▶ **GIVEN REQUEST**
Arrange the lines from the very first one through the line holding "data-point xyxy=(55,165,73,183)", inclusive, as a numbered list with any blank lines omitted.

──────── INFORMATION GIVEN

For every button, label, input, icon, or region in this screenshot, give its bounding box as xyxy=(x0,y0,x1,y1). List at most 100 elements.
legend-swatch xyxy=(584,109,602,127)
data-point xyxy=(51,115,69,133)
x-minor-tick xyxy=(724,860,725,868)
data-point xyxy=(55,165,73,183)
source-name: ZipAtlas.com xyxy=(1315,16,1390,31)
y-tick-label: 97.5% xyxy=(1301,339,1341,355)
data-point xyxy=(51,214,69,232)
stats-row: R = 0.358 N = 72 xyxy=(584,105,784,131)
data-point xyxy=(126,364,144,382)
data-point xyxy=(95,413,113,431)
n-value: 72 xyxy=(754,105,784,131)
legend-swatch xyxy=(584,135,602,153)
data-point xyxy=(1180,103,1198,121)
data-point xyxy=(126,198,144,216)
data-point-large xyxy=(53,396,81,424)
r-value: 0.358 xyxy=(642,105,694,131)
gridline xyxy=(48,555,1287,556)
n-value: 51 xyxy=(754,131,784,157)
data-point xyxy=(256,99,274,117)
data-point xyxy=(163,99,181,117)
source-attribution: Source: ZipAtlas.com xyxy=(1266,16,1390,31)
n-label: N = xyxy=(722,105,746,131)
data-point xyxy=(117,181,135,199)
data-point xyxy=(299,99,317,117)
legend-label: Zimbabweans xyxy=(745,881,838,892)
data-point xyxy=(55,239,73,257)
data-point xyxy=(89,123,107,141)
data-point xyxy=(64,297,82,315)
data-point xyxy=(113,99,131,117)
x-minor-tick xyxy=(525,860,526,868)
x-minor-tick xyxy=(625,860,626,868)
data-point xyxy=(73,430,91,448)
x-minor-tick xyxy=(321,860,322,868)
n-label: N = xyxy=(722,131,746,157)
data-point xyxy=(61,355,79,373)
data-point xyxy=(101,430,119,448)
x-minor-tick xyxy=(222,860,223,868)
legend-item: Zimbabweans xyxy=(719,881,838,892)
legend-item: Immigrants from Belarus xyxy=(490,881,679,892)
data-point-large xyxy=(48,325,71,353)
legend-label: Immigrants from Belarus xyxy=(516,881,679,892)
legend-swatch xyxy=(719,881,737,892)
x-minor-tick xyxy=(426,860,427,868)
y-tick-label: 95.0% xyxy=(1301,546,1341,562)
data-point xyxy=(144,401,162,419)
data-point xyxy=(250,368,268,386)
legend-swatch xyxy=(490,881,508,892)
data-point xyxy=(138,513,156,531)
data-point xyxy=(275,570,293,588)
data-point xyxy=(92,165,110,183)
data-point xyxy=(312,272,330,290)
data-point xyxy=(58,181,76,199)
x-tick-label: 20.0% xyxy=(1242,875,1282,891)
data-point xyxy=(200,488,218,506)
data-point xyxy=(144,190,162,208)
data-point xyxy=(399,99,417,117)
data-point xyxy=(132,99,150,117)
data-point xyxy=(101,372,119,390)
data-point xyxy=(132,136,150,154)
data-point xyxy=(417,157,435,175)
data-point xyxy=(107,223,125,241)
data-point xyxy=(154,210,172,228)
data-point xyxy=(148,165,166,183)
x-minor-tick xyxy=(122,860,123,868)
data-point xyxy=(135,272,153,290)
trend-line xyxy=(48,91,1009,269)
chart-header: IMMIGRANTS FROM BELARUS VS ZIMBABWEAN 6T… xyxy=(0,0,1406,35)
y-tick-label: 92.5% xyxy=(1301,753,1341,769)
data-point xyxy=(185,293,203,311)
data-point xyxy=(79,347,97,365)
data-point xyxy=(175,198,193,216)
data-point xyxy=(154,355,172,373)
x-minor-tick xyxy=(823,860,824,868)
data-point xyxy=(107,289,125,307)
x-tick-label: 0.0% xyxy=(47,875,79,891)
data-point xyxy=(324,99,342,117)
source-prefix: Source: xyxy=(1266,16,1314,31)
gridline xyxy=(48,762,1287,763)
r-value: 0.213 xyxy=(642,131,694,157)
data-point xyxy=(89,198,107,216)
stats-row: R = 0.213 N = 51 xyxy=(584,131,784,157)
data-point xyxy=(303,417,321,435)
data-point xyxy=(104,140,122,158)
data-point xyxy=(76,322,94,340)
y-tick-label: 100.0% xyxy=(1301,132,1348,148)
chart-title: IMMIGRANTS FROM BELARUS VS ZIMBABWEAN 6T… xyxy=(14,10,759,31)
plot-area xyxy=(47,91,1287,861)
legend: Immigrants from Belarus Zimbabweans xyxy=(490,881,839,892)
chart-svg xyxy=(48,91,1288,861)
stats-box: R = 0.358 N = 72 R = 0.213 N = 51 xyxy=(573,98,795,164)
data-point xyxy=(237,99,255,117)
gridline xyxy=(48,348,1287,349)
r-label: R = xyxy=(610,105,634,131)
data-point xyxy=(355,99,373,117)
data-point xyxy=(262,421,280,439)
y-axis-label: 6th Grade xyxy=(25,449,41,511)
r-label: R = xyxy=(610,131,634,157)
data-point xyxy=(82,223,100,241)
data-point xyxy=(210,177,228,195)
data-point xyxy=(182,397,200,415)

────────────────

▶ **THE REPLY**
1. For every button, label, input, icon, or region in this screenshot, give its bounding box as xyxy=(x0,y0,x1,y1). List at most 100 elements.
2. legend-swatch xyxy=(584,109,602,127)
3. data-point xyxy=(51,115,69,133)
4. x-minor-tick xyxy=(724,860,725,868)
5. data-point xyxy=(55,165,73,183)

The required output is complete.